| Provided information |
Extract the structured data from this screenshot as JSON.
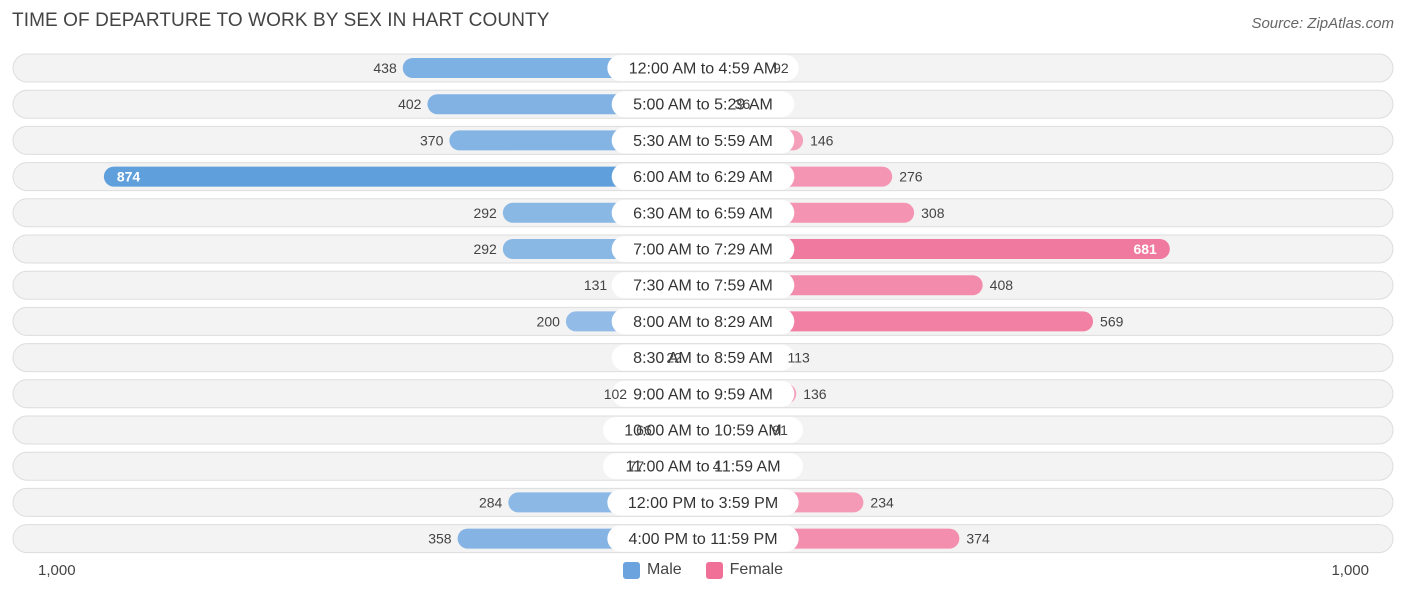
{
  "title": "TIME OF DEPARTURE TO WORK BY SEX IN HART COUNTY",
  "source": "Source: ZipAtlas.com",
  "colors": {
    "male_light": "#a9c9ec",
    "male_dark": "#5f9fdc",
    "female_light": "#f7b0c7",
    "female_dark": "#ef6d96",
    "row_bg": "#f3f3f3",
    "row_border": "#dddddd"
  },
  "axis": {
    "left_label": "1,000",
    "right_label": "1,000"
  },
  "legend": [
    {
      "label": "Male",
      "color": "#6aa3dd"
    },
    {
      "label": "Female",
      "color": "#f07098"
    }
  ],
  "chart_data": {
    "type": "bar",
    "orientation": "horizontal-diverging",
    "title": "TIME OF DEPARTURE TO WORK BY SEX IN HART COUNTY",
    "xlim": [
      -1000,
      1000
    ],
    "categories": [
      "12:00 AM to 4:59 AM",
      "5:00 AM to 5:29 AM",
      "5:30 AM to 5:59 AM",
      "6:00 AM to 6:29 AM",
      "6:30 AM to 6:59 AM",
      "7:00 AM to 7:29 AM",
      "7:30 AM to 7:59 AM",
      "8:00 AM to 8:29 AM",
      "8:30 AM to 8:59 AM",
      "9:00 AM to 9:59 AM",
      "10:00 AM to 10:59 AM",
      "11:00 AM to 11:59 AM",
      "12:00 PM to 3:59 PM",
      "4:00 PM to 11:59 PM"
    ],
    "series": [
      {
        "name": "Male",
        "values": [
          438,
          402,
          370,
          874,
          292,
          292,
          131,
          200,
          22,
          102,
          66,
          77,
          284,
          358
        ]
      },
      {
        "name": "Female",
        "values": [
          92,
          36,
          146,
          276,
          308,
          681,
          408,
          569,
          113,
          136,
          91,
          4,
          234,
          374
        ]
      }
    ]
  }
}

| To be done |
Copy every record above exactly, leaving out the pictures.

| Answer to the task |
Extract the structured data from this screenshot as JSON.
{
  "title": "TIME OF DEPARTURE TO WORK BY SEX IN HART COUNTY",
  "source": "Source: ZipAtlas.com",
  "colors": {
    "male_light": "#a9c9ec",
    "male_dark": "#5f9fdc",
    "female_light": "#f7b0c7",
    "female_dark": "#ef6d96",
    "row_bg": "#f3f3f3",
    "row_border": "#dddddd"
  },
  "axis": {
    "left_label": "1,000",
    "right_label": "1,000"
  },
  "legend": [
    {
      "label": "Male",
      "color": "#6aa3dd"
    },
    {
      "label": "Female",
      "color": "#f07098"
    }
  ],
  "chart_data": {
    "type": "bar",
    "orientation": "horizontal-diverging",
    "title": "TIME OF DEPARTURE TO WORK BY SEX IN HART COUNTY",
    "xlim": [
      -1000,
      1000
    ],
    "categories": [
      "12:00 AM to 4:59 AM",
      "5:00 AM to 5:29 AM",
      "5:30 AM to 5:59 AM",
      "6:00 AM to 6:29 AM",
      "6:30 AM to 6:59 AM",
      "7:00 AM to 7:29 AM",
      "7:30 AM to 7:59 AM",
      "8:00 AM to 8:29 AM",
      "8:30 AM to 8:59 AM",
      "9:00 AM to 9:59 AM",
      "10:00 AM to 10:59 AM",
      "11:00 AM to 11:59 AM",
      "12:00 PM to 3:59 PM",
      "4:00 PM to 11:59 PM"
    ],
    "series": [
      {
        "name": "Male",
        "values": [
          438,
          402,
          370,
          874,
          292,
          292,
          131,
          200,
          22,
          102,
          66,
          77,
          284,
          358
        ]
      },
      {
        "name": "Female",
        "values": [
          92,
          36,
          146,
          276,
          308,
          681,
          408,
          569,
          113,
          136,
          91,
          4,
          234,
          374
        ]
      }
    ]
  }
}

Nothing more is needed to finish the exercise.